*Aim of the task*: Extract all data as written.

*Given data*:
++++++++++

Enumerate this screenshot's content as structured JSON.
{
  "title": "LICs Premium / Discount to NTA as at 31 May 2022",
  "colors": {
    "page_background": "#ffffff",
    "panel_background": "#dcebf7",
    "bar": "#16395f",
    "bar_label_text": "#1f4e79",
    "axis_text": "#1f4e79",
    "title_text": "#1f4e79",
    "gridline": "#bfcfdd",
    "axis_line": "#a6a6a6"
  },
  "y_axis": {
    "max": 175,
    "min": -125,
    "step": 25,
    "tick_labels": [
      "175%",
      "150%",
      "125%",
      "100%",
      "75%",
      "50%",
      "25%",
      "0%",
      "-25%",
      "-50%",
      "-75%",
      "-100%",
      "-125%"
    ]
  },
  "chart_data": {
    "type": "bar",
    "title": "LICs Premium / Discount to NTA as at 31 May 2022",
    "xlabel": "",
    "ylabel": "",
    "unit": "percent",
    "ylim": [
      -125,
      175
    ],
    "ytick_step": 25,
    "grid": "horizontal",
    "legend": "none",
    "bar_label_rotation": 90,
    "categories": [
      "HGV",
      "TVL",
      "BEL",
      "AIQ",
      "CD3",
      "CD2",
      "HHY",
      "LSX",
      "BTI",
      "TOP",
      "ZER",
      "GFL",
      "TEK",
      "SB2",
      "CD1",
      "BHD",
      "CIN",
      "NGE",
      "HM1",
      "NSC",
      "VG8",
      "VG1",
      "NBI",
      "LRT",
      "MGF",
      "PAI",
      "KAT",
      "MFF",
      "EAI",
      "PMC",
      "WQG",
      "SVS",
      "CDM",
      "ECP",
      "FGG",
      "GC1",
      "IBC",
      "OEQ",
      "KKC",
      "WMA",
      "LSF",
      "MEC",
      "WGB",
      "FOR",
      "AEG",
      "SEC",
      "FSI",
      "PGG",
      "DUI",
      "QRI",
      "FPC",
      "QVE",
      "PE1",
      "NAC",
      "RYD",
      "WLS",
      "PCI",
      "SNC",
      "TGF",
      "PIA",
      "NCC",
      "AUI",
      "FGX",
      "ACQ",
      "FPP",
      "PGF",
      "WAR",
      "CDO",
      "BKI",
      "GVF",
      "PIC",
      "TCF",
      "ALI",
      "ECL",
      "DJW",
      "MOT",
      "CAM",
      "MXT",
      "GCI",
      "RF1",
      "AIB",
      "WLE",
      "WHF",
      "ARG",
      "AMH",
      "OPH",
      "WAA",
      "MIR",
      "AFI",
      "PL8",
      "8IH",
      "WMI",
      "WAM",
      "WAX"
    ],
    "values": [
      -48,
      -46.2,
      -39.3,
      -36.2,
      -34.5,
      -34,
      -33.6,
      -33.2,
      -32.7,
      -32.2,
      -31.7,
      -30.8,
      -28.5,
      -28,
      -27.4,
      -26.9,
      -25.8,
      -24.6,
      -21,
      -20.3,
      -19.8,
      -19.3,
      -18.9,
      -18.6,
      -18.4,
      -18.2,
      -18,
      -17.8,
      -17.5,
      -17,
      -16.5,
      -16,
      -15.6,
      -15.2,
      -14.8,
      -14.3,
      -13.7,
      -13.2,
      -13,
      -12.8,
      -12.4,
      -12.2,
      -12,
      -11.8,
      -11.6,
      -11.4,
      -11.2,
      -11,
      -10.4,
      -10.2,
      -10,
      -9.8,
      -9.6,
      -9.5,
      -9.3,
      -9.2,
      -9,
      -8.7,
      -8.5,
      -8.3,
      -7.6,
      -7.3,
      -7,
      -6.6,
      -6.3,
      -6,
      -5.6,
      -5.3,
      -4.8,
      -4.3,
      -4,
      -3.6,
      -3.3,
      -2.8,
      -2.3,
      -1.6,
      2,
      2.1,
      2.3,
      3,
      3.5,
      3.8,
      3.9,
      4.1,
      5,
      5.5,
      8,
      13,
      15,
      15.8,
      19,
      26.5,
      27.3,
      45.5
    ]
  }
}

++++++++++

*Response below*:
Enumerate this screenshot's content as structured JSON.
{
  "title": "LICs Premium / Discount to NTA as at 31 May 2022",
  "colors": {
    "page_background": "#ffffff",
    "panel_background": "#dcebf7",
    "bar": "#16395f",
    "bar_label_text": "#1f4e79",
    "axis_text": "#1f4e79",
    "title_text": "#1f4e79",
    "gridline": "#bfcfdd",
    "axis_line": "#a6a6a6"
  },
  "y_axis": {
    "max": 175,
    "min": -125,
    "step": 25,
    "tick_labels": [
      "175%",
      "150%",
      "125%",
      "100%",
      "75%",
      "50%",
      "25%",
      "0%",
      "-25%",
      "-50%",
      "-75%",
      "-100%",
      "-125%"
    ]
  },
  "chart_data": {
    "type": "bar",
    "title": "LICs Premium / Discount to NTA as at 31 May 2022",
    "xlabel": "",
    "ylabel": "",
    "unit": "percent",
    "ylim": [
      -125,
      175
    ],
    "ytick_step": 25,
    "grid": "horizontal",
    "legend": "none",
    "bar_label_rotation": 90,
    "categories": [
      "HGV",
      "TVL",
      "BEL",
      "AIQ",
      "CD3",
      "CD2",
      "HHY",
      "LSX",
      "BTI",
      "TOP",
      "ZER",
      "GFL",
      "TEK",
      "SB2",
      "CD1",
      "BHD",
      "CIN",
      "NGE",
      "HM1",
      "NSC",
      "VG8",
      "VG1",
      "NBI",
      "LRT",
      "MGF",
      "PAI",
      "KAT",
      "MFF",
      "EAI",
      "PMC",
      "WQG",
      "SVS",
      "CDM",
      "ECP",
      "FGG",
      "GC1",
      "IBC",
      "OEQ",
      "KKC",
      "WMA",
      "LSF",
      "MEC",
      "WGB",
      "FOR",
      "AEG",
      "SEC",
      "FSI",
      "PGG",
      "DUI",
      "QRI",
      "FPC",
      "QVE",
      "PE1",
      "NAC",
      "RYD",
      "WLS",
      "PCI",
      "SNC",
      "TGF",
      "PIA",
      "NCC",
      "AUI",
      "FGX",
      "ACQ",
      "FPP",
      "PGF",
      "WAR",
      "CDO",
      "BKI",
      "GVF",
      "PIC",
      "TCF",
      "ALI",
      "ECL",
      "DJW",
      "MOT",
      "CAM",
      "MXT",
      "GCI",
      "RF1",
      "AIB",
      "WLE",
      "WHF",
      "ARG",
      "AMH",
      "OPH",
      "WAA",
      "MIR",
      "AFI",
      "PL8",
      "8IH",
      "WMI",
      "WAM",
      "WAX"
    ],
    "values": [
      -48,
      -46.2,
      -39.3,
      -36.2,
      -34.5,
      -34,
      -33.6,
      -33.2,
      -32.7,
      -32.2,
      -31.7,
      -30.8,
      -28.5,
      -28,
      -27.4,
      -26.9,
      -25.8,
      -24.6,
      -21,
      -20.3,
      -19.8,
      -19.3,
      -18.9,
      -18.6,
      -18.4,
      -18.2,
      -18,
      -17.8,
      -17.5,
      -17,
      -16.5,
      -16,
      -15.6,
      -15.2,
      -14.8,
      -14.3,
      -13.7,
      -13.2,
      -13,
      -12.8,
      -12.4,
      -12.2,
      -12,
      -11.8,
      -11.6,
      -11.4,
      -11.2,
      -11,
      -10.4,
      -10.2,
      -10,
      -9.8,
      -9.6,
      -9.5,
      -9.3,
      -9.2,
      -9,
      -8.7,
      -8.5,
      -8.3,
      -7.6,
      -7.3,
      -7,
      -6.6,
      -6.3,
      -6,
      -5.6,
      -5.3,
      -4.8,
      -4.3,
      -4,
      -3.6,
      -3.3,
      -2.8,
      -2.3,
      -1.6,
      2,
      2.1,
      2.3,
      3,
      3.5,
      3.8,
      3.9,
      4.1,
      5,
      5.5,
      8,
      13,
      15,
      15.8,
      19,
      26.5,
      27.3,
      45.5
    ]
  }
}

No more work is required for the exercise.